━━ Recorded information

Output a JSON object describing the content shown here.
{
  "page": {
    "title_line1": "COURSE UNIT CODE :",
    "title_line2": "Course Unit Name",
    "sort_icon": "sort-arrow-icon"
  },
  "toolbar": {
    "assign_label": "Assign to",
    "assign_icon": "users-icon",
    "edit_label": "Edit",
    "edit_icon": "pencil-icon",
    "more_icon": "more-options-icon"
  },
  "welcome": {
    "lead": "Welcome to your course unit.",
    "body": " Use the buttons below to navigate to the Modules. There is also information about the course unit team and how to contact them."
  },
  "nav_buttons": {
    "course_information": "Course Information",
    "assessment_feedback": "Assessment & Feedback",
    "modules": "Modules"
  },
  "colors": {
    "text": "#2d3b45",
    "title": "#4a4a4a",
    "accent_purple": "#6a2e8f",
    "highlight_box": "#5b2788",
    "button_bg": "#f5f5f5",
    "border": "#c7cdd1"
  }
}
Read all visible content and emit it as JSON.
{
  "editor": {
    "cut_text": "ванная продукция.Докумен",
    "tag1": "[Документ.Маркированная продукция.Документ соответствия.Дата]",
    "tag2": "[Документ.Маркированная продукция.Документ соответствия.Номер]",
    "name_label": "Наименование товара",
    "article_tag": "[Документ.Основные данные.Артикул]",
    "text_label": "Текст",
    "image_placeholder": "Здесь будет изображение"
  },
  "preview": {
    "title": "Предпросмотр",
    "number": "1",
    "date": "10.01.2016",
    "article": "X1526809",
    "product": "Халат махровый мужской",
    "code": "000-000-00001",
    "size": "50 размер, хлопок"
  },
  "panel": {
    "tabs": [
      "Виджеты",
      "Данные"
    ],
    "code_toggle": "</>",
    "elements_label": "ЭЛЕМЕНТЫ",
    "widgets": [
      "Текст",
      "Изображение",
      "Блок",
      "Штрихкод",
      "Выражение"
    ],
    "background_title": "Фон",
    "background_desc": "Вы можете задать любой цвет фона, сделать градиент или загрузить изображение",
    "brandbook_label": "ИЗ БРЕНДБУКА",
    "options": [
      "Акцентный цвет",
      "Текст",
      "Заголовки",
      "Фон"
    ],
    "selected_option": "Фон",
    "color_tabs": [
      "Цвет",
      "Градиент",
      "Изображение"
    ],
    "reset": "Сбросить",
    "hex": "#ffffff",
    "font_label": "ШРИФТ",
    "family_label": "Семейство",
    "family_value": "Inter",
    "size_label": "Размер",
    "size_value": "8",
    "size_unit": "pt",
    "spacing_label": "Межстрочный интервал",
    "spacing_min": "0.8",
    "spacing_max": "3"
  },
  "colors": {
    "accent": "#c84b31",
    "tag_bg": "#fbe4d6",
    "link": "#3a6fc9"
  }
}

━━━━

**Given instruction**. The answer is a single number: how many lines include the word "Modules"?

**Task result**. 2